* _Extract to read_:

▼▼▼

Observation: logical block 2324464 is always referenced in these errors despite the randomness employed in the disk corruption.

It may be possible to avoid the dm-integrity read errors by running integritysetup --integrity-recalculate but, if successful, bitrot is likely to result. this process provides no feedback and is very slow.

The only way I've found to recover a disk is to completely wipe the integrity device and add it back to the array:

# integritysetup close sda3_int
# integritysetup format --integrity sha256 /dev/sda3
Formatted with tag size 4, internal integrity sha256.
Wiping device to initialize integrity checksum.
# integritysetup open --integrity sha256 /dev/sda3 sda3_int
# mdadm --manage /dev/md2 --add /dev/mapper/sda3_int
mdadm: added /dev/mapper/sda3_int

I've found that as few as 100 random byte manipulations of an underlying 10GiB block device (avoiding the first 20MiB and last 16MiB of the partition to avoid metadata) can result in an unrecoverable error on the dm-integrity device.

In summary, dm-integrity could drastically increase the likelihood of a full array failure. The risk of this compared with silent bit rot seems to be significant. The cure may be worse than the poison.

exp0: linux 4.19 + dm-integrity + md + dm-crypt + lvm + ext4: 1KB corruption on 4/4 raid6 disks

WARNING: see warning above about the real world reliability of devices in this configuration.

if you repair checksums on a dm-integrity device before stopping the md array, the array is actually quite resilient to corruption even when the corruption is spread across all disks in the array.

▲▲▲

* _Tasks to carry out_:
(1) Translate this sentence from the dm-integrity notes into Spanish: "In summary, dm-integrity could drastically increase the likelihood of a full array failure."
(2) Write a continuation of the dm-integrity notes, picking up right after their final sentence.

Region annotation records
▼▼▼

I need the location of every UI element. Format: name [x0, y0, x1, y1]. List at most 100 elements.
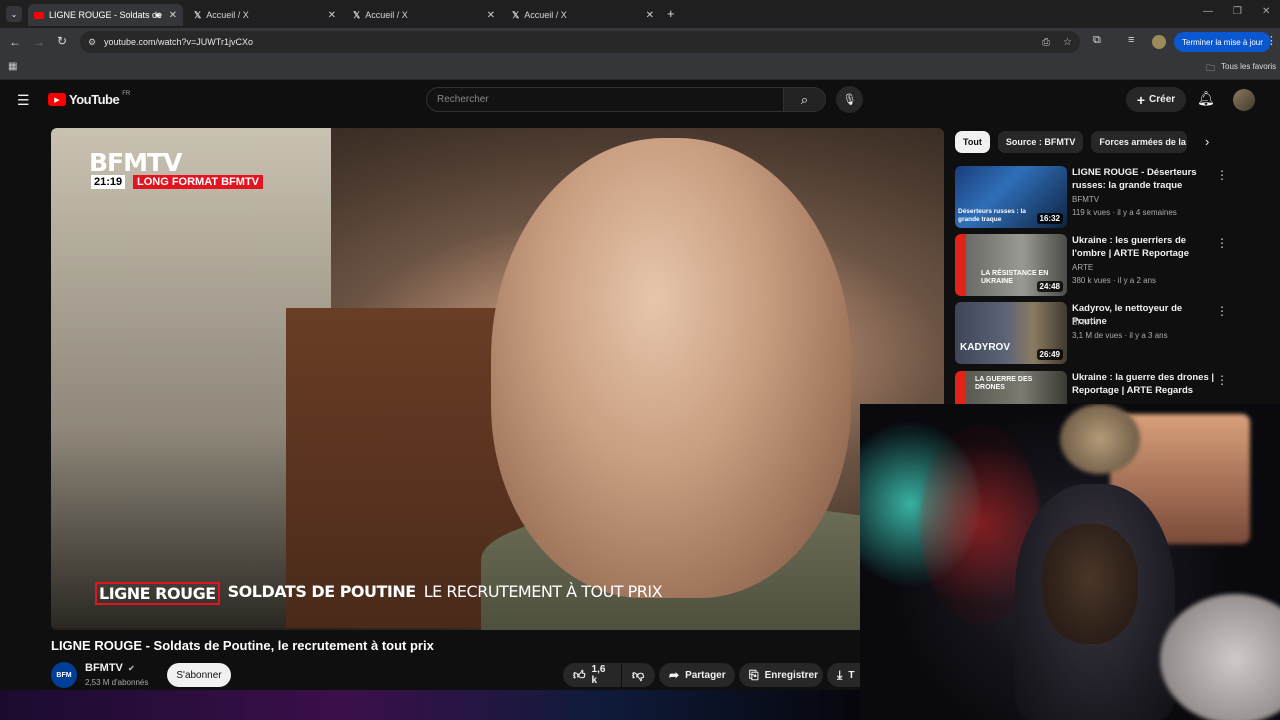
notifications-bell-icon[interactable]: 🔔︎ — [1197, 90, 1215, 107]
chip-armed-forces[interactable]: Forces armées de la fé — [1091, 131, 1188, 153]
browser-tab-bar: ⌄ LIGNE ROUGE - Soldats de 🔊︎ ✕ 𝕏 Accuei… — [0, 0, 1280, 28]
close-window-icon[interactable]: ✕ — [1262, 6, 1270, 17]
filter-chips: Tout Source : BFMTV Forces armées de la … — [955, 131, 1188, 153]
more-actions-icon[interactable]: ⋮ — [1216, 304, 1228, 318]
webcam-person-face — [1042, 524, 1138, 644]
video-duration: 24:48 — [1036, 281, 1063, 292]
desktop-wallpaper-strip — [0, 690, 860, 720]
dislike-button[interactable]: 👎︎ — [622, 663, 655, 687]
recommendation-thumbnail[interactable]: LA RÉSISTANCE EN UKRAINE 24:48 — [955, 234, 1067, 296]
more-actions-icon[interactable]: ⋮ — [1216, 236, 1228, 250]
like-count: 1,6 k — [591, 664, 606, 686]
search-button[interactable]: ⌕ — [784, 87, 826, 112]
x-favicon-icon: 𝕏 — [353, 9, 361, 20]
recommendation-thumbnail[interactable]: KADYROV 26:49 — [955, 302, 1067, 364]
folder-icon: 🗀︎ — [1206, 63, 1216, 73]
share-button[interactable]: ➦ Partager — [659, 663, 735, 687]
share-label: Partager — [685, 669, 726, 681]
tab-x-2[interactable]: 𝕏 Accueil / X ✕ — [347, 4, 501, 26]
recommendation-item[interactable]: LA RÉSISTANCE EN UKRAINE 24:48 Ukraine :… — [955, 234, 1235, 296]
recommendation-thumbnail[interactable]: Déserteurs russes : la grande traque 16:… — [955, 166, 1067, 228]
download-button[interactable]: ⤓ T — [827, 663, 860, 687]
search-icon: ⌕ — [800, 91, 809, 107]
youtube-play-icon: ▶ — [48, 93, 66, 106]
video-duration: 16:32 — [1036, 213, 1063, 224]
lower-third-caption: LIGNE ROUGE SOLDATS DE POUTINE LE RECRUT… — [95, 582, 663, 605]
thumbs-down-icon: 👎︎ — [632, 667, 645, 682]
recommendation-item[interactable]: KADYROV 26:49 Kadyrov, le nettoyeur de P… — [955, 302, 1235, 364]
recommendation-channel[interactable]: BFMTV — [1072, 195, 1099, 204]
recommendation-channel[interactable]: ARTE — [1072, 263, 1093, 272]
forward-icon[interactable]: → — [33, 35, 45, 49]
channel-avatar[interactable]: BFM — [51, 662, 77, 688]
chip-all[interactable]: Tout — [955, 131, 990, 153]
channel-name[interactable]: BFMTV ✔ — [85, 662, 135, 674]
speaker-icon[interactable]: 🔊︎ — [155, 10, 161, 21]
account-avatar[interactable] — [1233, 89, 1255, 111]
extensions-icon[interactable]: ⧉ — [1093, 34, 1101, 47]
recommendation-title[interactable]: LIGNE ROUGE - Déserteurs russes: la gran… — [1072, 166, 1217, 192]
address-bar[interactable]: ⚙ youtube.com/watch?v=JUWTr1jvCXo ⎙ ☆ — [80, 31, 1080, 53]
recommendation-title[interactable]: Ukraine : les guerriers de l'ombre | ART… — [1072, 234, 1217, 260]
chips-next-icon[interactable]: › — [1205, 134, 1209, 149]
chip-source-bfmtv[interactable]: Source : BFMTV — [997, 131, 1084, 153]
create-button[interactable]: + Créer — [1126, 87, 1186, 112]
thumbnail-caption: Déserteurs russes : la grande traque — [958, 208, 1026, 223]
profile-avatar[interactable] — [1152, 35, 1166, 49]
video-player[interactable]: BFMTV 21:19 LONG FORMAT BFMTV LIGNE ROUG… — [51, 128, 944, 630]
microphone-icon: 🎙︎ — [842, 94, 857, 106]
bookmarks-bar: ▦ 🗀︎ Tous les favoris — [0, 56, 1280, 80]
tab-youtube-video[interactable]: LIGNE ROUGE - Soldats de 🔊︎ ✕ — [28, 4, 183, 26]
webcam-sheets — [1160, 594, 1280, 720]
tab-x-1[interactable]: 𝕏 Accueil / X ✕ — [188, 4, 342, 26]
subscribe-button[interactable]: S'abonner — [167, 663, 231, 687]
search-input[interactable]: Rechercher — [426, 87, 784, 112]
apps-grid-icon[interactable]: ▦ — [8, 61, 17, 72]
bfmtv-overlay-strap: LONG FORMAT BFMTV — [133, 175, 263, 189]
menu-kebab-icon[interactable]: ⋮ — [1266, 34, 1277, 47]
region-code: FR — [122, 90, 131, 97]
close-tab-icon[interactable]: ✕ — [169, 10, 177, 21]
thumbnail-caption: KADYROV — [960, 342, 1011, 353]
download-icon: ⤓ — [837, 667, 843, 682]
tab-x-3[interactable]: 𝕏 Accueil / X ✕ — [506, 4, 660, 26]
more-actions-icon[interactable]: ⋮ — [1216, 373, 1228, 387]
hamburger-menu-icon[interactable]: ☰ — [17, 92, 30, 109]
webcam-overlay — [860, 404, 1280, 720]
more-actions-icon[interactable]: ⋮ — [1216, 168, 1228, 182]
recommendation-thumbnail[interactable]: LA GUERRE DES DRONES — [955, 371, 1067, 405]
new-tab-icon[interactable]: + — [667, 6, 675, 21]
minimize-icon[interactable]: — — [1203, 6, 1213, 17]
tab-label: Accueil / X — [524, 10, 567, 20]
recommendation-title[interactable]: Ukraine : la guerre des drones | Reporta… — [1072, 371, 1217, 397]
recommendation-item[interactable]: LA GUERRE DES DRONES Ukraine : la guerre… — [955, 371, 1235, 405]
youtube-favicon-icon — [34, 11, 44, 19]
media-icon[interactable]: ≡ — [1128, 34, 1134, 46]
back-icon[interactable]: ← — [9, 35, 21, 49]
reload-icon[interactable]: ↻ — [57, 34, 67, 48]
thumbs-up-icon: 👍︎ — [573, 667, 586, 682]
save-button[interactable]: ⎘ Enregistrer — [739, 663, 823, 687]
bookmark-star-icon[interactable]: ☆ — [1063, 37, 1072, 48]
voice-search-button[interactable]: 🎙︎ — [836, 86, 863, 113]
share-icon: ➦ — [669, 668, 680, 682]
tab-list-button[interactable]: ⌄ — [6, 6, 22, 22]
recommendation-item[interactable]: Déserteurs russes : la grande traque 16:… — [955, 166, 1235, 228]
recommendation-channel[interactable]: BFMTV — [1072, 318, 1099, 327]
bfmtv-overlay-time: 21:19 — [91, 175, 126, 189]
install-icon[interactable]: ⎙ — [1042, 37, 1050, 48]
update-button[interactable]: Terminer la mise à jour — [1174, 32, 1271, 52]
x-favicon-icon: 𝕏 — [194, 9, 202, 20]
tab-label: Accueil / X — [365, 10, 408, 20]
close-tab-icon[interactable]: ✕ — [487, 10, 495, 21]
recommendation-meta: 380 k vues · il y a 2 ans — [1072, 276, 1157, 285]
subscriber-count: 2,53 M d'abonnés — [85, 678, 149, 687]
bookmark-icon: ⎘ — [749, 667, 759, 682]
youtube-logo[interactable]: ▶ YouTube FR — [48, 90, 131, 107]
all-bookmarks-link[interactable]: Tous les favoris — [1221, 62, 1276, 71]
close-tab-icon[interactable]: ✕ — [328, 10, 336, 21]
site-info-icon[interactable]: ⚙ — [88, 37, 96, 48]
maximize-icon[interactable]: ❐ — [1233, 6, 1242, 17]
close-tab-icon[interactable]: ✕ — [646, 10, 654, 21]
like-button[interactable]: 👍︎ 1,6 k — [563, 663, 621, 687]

▲▲▲
▼▼▼

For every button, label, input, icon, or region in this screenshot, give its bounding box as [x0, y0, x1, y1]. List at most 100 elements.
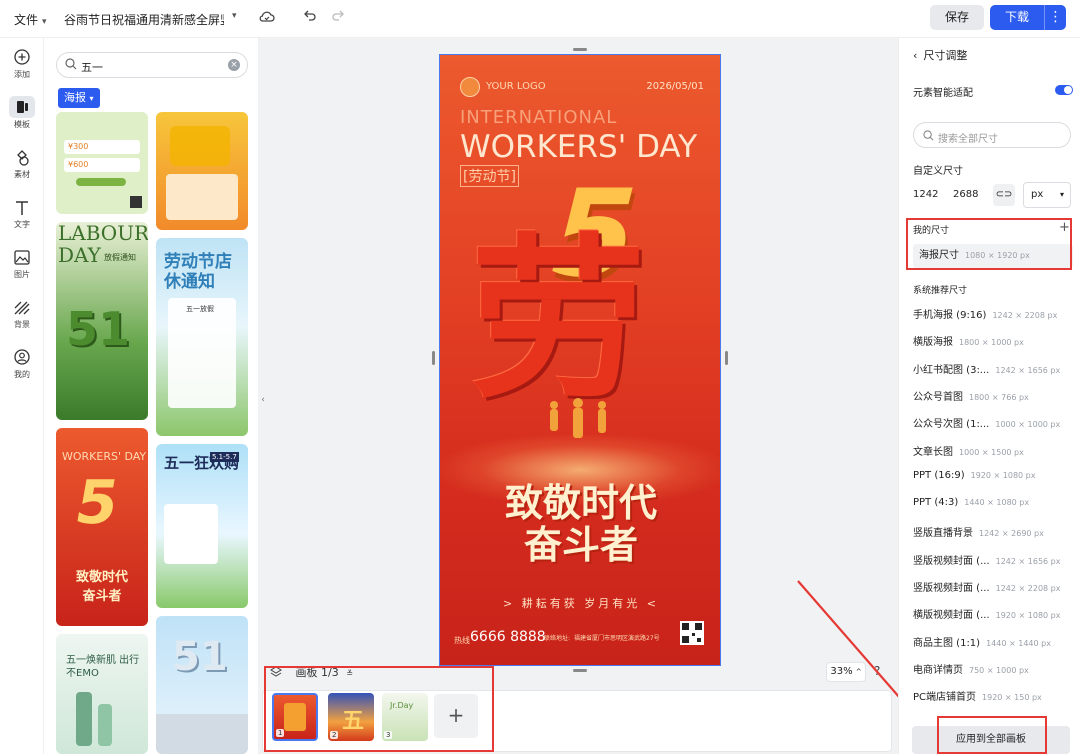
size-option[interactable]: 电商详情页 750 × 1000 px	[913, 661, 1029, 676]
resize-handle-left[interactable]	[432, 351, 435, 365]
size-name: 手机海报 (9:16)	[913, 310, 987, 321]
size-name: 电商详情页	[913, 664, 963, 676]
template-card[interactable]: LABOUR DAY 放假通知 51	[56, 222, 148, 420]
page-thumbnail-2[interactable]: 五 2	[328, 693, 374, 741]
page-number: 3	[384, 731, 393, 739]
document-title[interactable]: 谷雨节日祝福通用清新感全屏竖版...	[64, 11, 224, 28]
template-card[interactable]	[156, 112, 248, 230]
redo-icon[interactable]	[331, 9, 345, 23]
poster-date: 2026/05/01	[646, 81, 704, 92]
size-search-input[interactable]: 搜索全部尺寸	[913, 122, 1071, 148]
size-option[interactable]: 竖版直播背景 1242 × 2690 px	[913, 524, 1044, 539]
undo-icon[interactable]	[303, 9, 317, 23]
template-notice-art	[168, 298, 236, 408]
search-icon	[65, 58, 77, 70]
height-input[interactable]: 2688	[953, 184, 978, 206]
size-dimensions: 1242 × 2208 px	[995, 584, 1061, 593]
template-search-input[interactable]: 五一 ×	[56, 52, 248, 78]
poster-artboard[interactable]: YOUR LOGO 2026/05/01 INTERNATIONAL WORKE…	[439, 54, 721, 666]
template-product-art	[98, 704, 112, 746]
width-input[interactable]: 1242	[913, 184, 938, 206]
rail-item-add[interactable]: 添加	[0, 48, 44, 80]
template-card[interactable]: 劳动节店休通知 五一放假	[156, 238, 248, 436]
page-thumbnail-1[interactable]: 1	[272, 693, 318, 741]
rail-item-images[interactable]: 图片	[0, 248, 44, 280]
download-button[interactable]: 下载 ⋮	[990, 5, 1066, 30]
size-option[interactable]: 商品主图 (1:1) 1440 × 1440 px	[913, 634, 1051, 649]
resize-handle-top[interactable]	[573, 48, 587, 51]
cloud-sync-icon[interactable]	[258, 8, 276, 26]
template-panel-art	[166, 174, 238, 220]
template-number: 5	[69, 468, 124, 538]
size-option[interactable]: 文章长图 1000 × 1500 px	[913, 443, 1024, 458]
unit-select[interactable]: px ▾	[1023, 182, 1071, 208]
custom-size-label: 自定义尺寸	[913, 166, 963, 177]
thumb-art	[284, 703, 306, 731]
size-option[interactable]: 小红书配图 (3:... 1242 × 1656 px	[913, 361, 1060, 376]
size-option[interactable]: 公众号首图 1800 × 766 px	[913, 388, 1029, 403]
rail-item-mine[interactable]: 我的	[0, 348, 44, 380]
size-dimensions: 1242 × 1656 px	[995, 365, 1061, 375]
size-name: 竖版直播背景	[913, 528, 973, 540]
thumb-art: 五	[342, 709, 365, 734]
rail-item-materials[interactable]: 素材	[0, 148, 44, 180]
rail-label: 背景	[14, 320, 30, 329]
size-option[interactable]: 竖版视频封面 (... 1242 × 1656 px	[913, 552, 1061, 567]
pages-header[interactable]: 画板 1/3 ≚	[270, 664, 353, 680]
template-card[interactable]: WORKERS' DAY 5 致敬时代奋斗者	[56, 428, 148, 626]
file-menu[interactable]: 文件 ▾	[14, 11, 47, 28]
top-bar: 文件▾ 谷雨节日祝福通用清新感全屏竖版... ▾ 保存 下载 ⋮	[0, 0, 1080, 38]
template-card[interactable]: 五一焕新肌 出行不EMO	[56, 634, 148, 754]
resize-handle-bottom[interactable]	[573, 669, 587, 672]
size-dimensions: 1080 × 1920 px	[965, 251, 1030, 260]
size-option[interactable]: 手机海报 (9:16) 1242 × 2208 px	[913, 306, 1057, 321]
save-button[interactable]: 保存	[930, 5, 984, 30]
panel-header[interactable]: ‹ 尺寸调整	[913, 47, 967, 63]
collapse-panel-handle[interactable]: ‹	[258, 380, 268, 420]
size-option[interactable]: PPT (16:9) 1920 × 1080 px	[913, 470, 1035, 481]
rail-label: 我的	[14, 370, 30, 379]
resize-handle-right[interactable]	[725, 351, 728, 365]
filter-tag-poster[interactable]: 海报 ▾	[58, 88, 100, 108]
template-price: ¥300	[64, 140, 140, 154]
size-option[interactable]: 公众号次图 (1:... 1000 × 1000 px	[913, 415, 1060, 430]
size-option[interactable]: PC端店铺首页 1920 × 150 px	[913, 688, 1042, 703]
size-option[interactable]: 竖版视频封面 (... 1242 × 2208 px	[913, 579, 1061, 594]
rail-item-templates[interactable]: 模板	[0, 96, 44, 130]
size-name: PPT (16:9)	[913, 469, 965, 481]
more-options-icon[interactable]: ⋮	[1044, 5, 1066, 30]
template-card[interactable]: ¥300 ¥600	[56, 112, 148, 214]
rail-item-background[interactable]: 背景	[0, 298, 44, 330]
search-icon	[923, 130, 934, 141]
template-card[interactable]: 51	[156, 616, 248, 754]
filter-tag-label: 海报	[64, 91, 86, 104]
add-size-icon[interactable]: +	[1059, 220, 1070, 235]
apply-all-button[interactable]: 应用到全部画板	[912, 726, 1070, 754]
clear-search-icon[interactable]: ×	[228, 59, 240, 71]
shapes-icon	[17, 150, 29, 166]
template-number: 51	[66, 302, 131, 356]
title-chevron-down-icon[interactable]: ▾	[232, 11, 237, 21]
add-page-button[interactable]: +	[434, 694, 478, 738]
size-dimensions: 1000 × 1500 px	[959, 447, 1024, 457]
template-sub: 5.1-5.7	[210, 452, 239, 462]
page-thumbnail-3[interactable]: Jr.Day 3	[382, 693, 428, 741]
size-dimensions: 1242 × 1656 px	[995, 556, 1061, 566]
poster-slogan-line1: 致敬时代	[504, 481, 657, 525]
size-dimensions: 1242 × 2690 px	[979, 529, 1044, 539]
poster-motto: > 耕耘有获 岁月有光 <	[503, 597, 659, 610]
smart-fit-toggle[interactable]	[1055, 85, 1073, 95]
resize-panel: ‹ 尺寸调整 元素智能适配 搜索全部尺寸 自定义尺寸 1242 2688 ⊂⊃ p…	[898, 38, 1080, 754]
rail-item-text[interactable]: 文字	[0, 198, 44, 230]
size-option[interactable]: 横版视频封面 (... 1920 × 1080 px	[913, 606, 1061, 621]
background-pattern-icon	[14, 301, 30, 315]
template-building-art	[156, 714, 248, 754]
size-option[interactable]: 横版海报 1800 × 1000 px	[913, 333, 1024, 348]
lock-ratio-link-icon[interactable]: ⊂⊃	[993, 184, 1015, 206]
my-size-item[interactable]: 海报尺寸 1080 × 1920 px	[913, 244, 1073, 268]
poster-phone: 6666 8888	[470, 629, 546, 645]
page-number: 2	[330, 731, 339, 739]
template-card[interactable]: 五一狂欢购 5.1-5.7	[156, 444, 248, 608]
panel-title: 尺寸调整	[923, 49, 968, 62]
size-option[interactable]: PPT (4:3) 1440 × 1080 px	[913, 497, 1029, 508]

▲▲▲

* _Task responses_:
(1) En resumen, dm-integrity podría aumentar drásticamente la probabilidad de un fallo total del arreglo.

(2)
Write 1,000 bytes to random positions on all four drives:

# for disk in /dev/sd{a,b,c,d}3; do ./random_write.py $disk 1000; done

# mdadm --action=check /dev/md2

# mdadm --wait /dev/md2

# reboot

In most cases, I've found the system is completely usable.

Within these constraints, dm-integrity + md has outperformed every other RAID configuration on this test, often carrying on with all-disk corruption levels climbing to 100KB and beyond. However, given the coincidence of power failure and data loss, this setup is still strongly not recommended.

exp1: linux 5.7 + dm-integrity + md + dm-crypt + lvm + ext4: 1MB corruption on 2/4 raid6 disks

md handles heavy corruption within raid6 parameters without a sweat and a scrub corrects all errors. no permanent data loss occurs.

Write 1,000,000 bytes to random positions on two drives:

# for disk in /dev/sd{a,b}3; do ./random_write.py $disk 1000000; done

# reboot

Boot and scrub complete without incident:

# mdadm --action=check /dev/md2

# mdadm --wait /dev/md2

exp1: linux 5.7 + dm-integrity + md + dm-crypt + lvm + ext4: 1KB corruption on 4/4 raid6 disks

md survives random corruption even affecting all disks in a raid6 array. some files become unrecoverable, but the system often still boots and the array always reassembles and scrubs.

Write 1,000 bytes to random positions on two drives:

# for disk in /dev/sd{a,b,c,d}3; do ./random_write.py $disk 1000; done

# reboot

depending on which files are corrupted (luck), you may be kicked to initramfs. array reassembly should still work.

in some cases, boot will hang while trying to mount the filesystem. in this case you can add break to your GRUB command line to enter the initramfs console.

in some cases, it may be preferable to boot into LiveCD and use the rescue script:

# ./rescue.sh

# umount /mnt

# mdadm --action=repair /dev/md2

# fsck.ext4 -y -f -c /dev/vg0/root

# reboot

to recover from the initramfs console:

(initramfs) cryptsetup luksOpen /dev/md2 md2_crypt

(initramfs) vgchange -a y vg0

(initramfs) mount /dev/mapper/vg0-root /root

Press Ctrl+D to resume boot.

exp1: linux 5.7 + dm-integrity + md + dm-crypt + lvm + ext4: removal of 2/4 raid6 disks

disk removal and spare rebuild is handled without issue.

initial boot will be somewhat slower while drives are missing due to read timeouts.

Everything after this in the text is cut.